===== RAW RECORDS =====
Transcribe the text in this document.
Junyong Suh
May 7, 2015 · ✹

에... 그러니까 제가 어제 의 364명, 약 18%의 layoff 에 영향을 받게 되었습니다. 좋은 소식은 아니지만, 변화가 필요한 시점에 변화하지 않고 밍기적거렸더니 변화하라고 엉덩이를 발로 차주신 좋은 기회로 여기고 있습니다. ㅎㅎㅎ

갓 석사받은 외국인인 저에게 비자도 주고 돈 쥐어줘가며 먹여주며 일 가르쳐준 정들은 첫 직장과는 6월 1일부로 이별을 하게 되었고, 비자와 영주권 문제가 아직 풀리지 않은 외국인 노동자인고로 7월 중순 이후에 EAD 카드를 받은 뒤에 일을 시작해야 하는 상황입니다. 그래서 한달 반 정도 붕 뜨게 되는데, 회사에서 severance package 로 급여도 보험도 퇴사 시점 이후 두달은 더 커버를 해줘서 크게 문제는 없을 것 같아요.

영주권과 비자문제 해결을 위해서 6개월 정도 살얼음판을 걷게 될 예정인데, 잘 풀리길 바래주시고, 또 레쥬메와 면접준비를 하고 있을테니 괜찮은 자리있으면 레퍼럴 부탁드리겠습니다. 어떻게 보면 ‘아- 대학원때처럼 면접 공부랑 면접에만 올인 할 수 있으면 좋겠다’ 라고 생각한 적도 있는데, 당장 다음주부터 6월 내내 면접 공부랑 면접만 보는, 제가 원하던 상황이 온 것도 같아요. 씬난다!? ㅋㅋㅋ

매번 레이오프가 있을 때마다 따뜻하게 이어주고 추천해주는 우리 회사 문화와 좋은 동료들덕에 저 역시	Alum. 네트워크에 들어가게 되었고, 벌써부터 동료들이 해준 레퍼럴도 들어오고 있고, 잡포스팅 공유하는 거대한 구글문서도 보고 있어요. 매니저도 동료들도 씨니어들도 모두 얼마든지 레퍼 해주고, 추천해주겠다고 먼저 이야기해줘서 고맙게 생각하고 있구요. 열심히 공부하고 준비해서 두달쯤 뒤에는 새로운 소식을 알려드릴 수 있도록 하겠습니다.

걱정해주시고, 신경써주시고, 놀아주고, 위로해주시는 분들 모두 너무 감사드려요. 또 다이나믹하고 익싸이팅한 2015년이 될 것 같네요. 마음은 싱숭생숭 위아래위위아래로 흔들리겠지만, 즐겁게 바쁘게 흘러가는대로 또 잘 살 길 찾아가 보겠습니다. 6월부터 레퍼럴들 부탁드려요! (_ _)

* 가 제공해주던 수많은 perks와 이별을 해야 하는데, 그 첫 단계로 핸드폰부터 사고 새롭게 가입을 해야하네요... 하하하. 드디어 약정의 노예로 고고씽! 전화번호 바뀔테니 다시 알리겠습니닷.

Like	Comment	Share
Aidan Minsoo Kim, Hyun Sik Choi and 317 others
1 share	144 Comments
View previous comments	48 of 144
=====
EXERCISE TASK - Using the entries above, please restate each one word for word.

EXPECTED OUTPUT -
Transcribe the text in this document.
Junyong Suh
May 7, 2015 · ✹

에... 그러니까 제가 어제 의 364명, 약 18%의 layoff 에 영향을 받게 되었습니다. 좋은 소식은 아니지만, 변화가 필요한 시점에 변화하지 않고 밍기적거렸더니 변화하라고 엉덩이를 발로 차주신 좋은 기회로 여기고 있습니다. ㅎㅎㅎ

갓 석사받은 외국인인 저에게 비자도 주고 돈 쥐어줘가며 먹여주며 일 가르쳐준 정들은 첫 직장과는 6월 1일부로 이별을 하게 되었고, 비자와 영주권 문제가 아직 풀리지 않은 외국인 노동자인고로 7월 중순 이후에 EAD 카드를 받은 뒤에 일을 시작해야 하는 상황입니다. 그래서 한달 반 정도 붕 뜨게 되는데, 회사에서 severance package 로 급여도 보험도 퇴사 시점 이후 두달은 더 커버를 해줘서 크게 문제는 없을 것 같아요.

영주권과 비자문제 해결을 위해서 6개월 정도 살얼음판을 걷게 될 예정인데, 잘 풀리길 바래주시고, 또 레쥬메와 면접준비를 하고 있을테니 괜찮은 자리있으면 레퍼럴 부탁드리겠습니다. 어떻게 보면 ‘아- 대학원때처럼 면접 공부랑 면접에만 올인 할 수 있으면 좋겠다’ 라고 생각한 적도 있는데, 당장 다음주부터 6월 내내 면접 공부랑 면접만 보는, 제가 원하던 상황이 온 것도 같아요. 씬난다!? ㅋㅋㅋ

매번 레이오프가 있을 때마다 따뜻하게 이어주고 추천해주는 우리 회사 문화와 좋은 동료들덕에 저 역시	Alum. 네트워크에 들어가게 되었고, 벌써부터 동료들이 해준 레퍼럴도 들어오고 있고, 잡포스팅 공유하는 거대한 구글문서도 보고 있어요. 매니저도 동료들도 씨니어들도 모두 얼마든지 레퍼 해주고, 추천해주겠다고 먼저 이야기해줘서 고맙게 생각하고 있구요. 열심히 공부하고 준비해서 두달쯤 뒤에는 새로운 소식을 알려드릴 수 있도록 하겠습니다.

걱정해주시고, 신경써주시고, 놀아주고, 위로해주시는 분들 모두 너무 감사드려요. 또 다이나믹하고 익싸이팅한 2015년이 될 것 같네요. 마음은 싱숭생숭 위아래위위아래로 흔들리겠지만, 즐겁게 바쁘게 흘러가는대로 또 잘 살 길 찾아가 보겠습니다. 6월부터 레퍼럴들 부탁드려요! (_ _)

* 가 제공해주던 수많은 perks와 이별을 해야 하는데, 그 첫 단계로 핸드폰부터 사고 새롭게 가입을 해야하네요... 하하하. 드디어 약정의 노예로 고고씽! 전화번호 바뀔테니 다시 알리겠습니닷.

Like	Comment	Share
Aidan Minsoo Kim, Hyun Sik Choi and 317 others
1 share	144 Comments
View previous comments	48 of 144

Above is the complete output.